## START DATASET EXCERPTS
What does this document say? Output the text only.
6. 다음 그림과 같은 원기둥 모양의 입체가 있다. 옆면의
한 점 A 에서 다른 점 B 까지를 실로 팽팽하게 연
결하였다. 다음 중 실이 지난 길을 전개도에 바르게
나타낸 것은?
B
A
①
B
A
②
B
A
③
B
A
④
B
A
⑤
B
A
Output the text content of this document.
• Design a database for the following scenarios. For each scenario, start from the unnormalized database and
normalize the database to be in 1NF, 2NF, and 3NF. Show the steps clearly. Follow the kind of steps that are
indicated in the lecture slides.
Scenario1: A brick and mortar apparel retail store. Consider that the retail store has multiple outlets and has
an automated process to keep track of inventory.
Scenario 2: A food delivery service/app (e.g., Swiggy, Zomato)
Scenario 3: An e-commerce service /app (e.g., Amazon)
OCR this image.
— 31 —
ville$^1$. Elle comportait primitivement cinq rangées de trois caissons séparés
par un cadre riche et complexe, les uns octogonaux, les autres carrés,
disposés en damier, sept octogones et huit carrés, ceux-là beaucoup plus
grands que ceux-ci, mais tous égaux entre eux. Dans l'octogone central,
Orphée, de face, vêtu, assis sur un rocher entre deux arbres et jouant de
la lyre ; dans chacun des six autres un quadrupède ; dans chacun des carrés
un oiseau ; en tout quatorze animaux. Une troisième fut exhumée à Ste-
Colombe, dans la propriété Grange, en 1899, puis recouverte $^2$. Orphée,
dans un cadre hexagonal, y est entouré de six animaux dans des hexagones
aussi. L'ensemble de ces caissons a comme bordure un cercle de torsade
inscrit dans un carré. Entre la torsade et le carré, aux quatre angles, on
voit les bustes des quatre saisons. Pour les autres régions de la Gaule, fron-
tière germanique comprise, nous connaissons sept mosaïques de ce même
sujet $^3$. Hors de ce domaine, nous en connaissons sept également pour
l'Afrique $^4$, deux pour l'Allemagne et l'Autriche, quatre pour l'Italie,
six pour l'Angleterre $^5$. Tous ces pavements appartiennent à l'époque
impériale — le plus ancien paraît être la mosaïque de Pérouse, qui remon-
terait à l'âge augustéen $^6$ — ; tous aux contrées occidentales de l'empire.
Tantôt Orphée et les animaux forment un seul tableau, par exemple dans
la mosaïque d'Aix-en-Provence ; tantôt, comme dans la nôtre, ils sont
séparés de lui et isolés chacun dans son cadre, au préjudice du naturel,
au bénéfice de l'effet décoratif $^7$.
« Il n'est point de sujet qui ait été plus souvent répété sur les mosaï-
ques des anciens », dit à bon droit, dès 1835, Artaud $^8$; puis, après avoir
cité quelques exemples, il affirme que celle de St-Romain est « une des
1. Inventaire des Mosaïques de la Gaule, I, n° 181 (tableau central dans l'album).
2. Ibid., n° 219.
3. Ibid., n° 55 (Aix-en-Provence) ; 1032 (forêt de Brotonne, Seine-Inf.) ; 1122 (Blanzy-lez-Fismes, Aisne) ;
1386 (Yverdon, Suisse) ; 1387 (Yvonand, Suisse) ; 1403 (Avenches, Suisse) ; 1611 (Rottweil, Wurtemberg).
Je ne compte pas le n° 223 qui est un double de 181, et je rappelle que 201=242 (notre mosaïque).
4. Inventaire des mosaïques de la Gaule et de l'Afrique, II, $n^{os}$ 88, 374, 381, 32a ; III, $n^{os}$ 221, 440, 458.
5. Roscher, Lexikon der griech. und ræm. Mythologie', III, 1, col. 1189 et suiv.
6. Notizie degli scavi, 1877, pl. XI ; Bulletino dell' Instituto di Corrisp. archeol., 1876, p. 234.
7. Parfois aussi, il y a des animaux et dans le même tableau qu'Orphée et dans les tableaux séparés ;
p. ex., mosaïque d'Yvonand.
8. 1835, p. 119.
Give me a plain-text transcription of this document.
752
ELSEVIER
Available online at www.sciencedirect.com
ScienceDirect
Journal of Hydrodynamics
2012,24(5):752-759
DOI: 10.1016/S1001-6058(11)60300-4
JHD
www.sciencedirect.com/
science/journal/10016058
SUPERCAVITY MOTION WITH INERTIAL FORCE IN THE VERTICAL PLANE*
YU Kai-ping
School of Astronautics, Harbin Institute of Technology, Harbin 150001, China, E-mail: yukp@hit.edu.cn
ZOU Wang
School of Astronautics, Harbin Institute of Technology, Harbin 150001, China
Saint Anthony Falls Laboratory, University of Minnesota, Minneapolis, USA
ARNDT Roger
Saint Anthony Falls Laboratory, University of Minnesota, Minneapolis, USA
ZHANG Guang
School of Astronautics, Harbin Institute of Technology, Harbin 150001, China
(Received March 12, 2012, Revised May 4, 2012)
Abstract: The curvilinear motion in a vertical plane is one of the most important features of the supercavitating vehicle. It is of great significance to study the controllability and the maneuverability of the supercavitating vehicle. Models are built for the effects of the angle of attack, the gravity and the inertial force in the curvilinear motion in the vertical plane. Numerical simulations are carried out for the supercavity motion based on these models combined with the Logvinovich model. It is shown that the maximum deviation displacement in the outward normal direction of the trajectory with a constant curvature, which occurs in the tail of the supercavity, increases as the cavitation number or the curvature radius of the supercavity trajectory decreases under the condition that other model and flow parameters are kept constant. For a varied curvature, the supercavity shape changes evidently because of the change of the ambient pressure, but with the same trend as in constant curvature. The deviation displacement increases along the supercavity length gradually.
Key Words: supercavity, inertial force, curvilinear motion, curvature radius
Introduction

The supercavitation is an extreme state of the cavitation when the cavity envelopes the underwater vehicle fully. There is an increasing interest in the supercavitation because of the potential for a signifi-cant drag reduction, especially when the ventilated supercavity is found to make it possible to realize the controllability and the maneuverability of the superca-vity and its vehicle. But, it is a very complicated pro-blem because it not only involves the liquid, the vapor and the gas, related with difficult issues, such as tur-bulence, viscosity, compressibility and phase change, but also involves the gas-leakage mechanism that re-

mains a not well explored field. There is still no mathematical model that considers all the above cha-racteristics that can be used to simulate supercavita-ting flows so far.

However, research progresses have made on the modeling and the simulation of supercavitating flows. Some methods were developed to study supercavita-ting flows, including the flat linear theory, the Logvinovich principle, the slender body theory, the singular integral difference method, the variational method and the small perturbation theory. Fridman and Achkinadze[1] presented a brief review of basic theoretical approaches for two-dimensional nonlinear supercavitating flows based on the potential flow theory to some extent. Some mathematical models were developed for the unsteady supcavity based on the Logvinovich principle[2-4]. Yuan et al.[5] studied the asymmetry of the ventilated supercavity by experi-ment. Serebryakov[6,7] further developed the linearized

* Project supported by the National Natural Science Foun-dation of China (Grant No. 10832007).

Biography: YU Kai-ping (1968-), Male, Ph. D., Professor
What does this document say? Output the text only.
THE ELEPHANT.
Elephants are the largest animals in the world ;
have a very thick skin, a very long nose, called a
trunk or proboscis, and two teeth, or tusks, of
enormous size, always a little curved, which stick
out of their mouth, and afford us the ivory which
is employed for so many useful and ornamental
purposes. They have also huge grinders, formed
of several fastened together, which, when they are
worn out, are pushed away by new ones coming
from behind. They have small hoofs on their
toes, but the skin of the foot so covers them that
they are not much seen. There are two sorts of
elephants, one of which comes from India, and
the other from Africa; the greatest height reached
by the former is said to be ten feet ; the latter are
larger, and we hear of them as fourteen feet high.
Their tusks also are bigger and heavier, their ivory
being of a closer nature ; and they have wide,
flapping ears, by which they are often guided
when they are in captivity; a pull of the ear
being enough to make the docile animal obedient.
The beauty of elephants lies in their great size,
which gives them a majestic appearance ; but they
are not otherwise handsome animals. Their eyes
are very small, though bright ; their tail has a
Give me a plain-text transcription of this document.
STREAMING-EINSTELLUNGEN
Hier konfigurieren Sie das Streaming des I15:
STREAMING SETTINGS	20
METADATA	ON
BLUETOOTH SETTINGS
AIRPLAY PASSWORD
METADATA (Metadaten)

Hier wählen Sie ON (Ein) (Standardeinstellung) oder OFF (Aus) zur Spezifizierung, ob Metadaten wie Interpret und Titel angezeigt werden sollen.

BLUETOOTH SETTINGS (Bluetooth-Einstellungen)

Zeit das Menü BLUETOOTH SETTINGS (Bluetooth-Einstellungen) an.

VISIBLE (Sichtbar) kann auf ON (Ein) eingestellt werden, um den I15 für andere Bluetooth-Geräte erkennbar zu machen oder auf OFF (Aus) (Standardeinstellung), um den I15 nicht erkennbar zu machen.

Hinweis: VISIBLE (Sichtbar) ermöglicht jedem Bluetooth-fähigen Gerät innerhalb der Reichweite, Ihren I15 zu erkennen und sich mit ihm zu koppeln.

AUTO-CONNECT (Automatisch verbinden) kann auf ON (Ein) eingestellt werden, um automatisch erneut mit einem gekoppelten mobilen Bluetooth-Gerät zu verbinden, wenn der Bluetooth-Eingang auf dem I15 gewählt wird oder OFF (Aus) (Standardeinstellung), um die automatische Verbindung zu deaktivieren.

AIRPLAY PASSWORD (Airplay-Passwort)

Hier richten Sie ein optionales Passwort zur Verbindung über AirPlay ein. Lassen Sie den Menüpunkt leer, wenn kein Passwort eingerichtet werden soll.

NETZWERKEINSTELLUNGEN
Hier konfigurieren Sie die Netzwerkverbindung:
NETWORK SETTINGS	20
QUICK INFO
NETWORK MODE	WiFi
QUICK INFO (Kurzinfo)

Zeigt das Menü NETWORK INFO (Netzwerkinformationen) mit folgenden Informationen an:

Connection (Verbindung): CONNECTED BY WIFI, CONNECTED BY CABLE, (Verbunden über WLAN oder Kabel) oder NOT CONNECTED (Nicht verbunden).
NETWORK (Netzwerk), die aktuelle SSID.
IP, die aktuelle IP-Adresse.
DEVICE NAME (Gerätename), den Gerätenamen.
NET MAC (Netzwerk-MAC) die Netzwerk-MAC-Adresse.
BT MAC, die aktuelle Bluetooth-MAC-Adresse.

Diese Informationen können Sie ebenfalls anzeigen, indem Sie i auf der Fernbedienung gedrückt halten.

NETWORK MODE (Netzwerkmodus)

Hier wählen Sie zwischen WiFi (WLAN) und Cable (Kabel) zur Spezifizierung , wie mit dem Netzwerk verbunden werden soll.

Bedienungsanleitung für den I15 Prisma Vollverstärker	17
## END DATASET EXCERPTS
TASK INSTRUCTIONS
From the listing above, pick out every line containing "ventilated".

WRITTEN REPLY
The supercavitation is an extreme state of the cavitation when the cavity envelopes the underwater vehicle fully. There is an increasing interest in the supercavitation because of the potential for a signifi-cant drag reduction, especially when the ventilated supercavity is found to make it possible to realize the controllability and the maneuverability of the superca-vity and its vehicle. But, it is a very complicated pro-blem because it not only involves the liquid, the vapor and the gas, related with difficult issues, such as tur-bulence, viscosity, compressibility and phase change, but also involves the gas-leakage mechanism that re-
However, research progresses have made on the modeling and the simulation of supercavitating flows. Some methods were developed to study supercavita-ting flows, including the flat linear theory, the Logvinovich principle, the slender body theory, the singular integral difference method, the variational method and the small perturbation theory. Fridman and Achkinadze[1] presented a brief review of basic theoretical approaches for two-dimensional nonlinear supercavitating flows based on the potential flow theory to some extent. Some mathematical models were developed for the unsteady supcavity based on the Logvinovich principle[2-4]. Yuan et al.[5] studied the asymmetry of the ventilated supercavity by experi-ment. Serebryakov[6,7] further developed the linearized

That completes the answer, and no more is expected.